• Document passage:
++++++++++++++++++++

Tuesday, September 19, 2017

Thursday, September 21 discussion moved to Earth Fare cafe

Due to Hurricane Irma, the West Ashley Branch Library will remain closed until further notice. The Not Fiction Book Discussion scheduled at that branch for Thursday, September 21, 2017, will be held at the Earth Fare cafe at the regular meeting time of 11:00 a.m. We will be discussing The House by the Lake: One House, Five Families, and a Hundred Years of German History by Thomas Harding.

We hope you will join the discussion!

Monday, September 4, 2017

September Not Fiction Book Discussions

The House by the Lake: One House, Five Families, and a Hundred Years of German History by Thomas Harding is the story of Harding's attempt to reclaim a family home in Germany lost during the Holocaust. Along with the house itself, Harding also recovers a century of history in the lives of five families who lived in the house through the First World War, the collapse of Imperial Germany, The Weimar Republic, the Third Reich, communism, the physical and political division of the Berlin Wall, and reunification.

++++++++++++++++++++

Bounding box prediction data:
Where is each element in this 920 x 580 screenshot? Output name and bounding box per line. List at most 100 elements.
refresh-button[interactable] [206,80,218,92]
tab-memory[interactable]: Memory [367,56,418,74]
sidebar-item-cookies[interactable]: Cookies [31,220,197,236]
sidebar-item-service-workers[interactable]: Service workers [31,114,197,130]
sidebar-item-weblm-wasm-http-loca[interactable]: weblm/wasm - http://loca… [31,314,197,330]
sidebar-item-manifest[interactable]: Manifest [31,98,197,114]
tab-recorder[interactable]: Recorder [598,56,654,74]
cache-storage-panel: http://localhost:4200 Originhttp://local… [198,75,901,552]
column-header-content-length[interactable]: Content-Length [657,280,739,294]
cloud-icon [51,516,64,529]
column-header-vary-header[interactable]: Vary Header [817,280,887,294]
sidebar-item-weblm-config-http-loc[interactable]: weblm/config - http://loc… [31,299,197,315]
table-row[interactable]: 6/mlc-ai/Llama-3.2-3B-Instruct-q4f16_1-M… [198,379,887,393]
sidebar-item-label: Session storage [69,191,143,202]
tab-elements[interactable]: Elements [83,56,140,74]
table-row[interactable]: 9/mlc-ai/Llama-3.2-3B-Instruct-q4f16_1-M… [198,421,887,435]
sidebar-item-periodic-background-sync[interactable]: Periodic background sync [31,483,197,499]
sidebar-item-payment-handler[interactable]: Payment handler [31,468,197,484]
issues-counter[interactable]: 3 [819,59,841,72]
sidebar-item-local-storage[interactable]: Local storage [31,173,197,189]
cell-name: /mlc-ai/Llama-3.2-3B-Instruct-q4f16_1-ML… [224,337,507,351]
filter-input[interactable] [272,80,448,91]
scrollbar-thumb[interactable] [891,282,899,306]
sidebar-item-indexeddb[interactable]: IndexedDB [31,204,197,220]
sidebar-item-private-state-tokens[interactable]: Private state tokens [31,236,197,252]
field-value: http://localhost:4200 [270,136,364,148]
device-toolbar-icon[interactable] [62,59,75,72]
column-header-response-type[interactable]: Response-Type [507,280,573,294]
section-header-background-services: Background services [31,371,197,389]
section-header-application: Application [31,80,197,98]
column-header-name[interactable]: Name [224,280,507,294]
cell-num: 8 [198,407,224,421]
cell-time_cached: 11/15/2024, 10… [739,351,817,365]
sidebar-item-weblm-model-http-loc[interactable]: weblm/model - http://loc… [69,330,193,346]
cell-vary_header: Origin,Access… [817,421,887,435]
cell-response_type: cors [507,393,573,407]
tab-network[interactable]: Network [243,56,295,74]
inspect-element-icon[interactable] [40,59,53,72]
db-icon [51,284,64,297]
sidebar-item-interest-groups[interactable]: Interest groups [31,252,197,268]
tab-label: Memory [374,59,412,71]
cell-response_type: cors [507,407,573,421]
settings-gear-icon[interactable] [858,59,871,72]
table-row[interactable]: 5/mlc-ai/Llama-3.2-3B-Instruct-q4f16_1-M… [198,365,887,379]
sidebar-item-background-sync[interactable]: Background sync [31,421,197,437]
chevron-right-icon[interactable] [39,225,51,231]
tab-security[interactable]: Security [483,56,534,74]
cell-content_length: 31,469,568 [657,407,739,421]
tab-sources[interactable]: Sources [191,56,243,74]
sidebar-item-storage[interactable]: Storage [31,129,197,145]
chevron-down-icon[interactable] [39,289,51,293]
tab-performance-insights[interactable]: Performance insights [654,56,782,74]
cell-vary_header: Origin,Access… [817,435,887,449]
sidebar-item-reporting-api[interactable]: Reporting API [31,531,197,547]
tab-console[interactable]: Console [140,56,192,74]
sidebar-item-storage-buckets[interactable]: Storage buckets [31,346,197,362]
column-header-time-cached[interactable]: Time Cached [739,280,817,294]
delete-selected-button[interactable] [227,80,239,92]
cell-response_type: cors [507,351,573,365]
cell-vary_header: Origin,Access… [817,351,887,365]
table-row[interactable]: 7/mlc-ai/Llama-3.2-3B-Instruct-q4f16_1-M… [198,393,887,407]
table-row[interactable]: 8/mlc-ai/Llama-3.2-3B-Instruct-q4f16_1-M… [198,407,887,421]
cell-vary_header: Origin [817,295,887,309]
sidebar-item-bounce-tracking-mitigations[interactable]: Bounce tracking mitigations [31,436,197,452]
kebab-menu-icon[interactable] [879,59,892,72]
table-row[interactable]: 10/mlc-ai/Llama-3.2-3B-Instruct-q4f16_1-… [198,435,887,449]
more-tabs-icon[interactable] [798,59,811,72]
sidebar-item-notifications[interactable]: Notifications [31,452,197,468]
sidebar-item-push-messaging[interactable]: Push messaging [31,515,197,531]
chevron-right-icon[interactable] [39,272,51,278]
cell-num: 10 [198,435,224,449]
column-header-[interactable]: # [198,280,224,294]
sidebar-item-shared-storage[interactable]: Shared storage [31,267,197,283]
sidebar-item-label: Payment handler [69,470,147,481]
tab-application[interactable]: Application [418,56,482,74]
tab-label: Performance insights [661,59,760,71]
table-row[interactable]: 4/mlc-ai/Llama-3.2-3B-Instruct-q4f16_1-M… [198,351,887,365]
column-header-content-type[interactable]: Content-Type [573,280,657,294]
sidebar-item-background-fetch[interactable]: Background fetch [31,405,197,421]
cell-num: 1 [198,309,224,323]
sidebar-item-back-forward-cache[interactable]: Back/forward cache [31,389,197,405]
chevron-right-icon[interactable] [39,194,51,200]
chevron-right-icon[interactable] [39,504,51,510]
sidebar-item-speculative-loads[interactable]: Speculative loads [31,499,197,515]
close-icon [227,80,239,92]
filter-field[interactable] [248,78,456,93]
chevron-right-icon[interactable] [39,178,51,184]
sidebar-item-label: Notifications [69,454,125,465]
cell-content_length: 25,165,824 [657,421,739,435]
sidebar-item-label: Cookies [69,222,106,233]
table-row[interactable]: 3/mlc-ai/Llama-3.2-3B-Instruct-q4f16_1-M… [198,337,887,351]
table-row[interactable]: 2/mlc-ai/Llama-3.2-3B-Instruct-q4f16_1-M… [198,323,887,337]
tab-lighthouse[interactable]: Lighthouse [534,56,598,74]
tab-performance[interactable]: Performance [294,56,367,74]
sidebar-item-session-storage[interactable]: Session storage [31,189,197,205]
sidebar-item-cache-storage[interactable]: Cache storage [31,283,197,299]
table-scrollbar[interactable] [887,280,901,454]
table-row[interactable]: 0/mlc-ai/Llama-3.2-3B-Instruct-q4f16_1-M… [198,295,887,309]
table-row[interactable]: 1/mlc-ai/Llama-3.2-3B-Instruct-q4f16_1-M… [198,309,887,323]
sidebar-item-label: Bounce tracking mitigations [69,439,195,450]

++++++++++++++++++++

• Instructions for the task:
Extend the book discussion announcements from their last sentence, writing in the same style. You will not need the listing for this exercise.

• Result of the exercise:
Harding first visited his family's house by Gross Glienicke Lake in the suburbs of Berlin in 1993, four years after the fall of the Berlin Wall. He traveled there with his grandmother Elsie, who had loved the home built by her father, Alfred Alexander, Harding's great-grandfather, as "a soul place." The family lost the house when they fled Germany and Nazi persecution of Jewish people in the 1930s. Harding resolved to return to learn more about the house and its history, and in 2013 arrived to discover that the house was soon to be demolished. His efforts to preserve this modest house by the lake result in "the story of a building that was loved and lost by five families. A story of the everyday moments that make a house a home . . . It is also the story of Germany over a turbulent century. . . . Above all, it is a story of survival, one that has been pieced together from archival material and building plans, recently declassified documents, letters, diaries, photographs, and conversations with historians, architects, botanists, police chiefs and politicians, villagers, neighbours and, most importantly, its occupants." Ultimately, due to Harding's efforts, the house has been saved, and readers can follow its future at www.AlexanderHaus.org, the website for the nonprofit that will transform the property into a Centre for Education and Reconciliation.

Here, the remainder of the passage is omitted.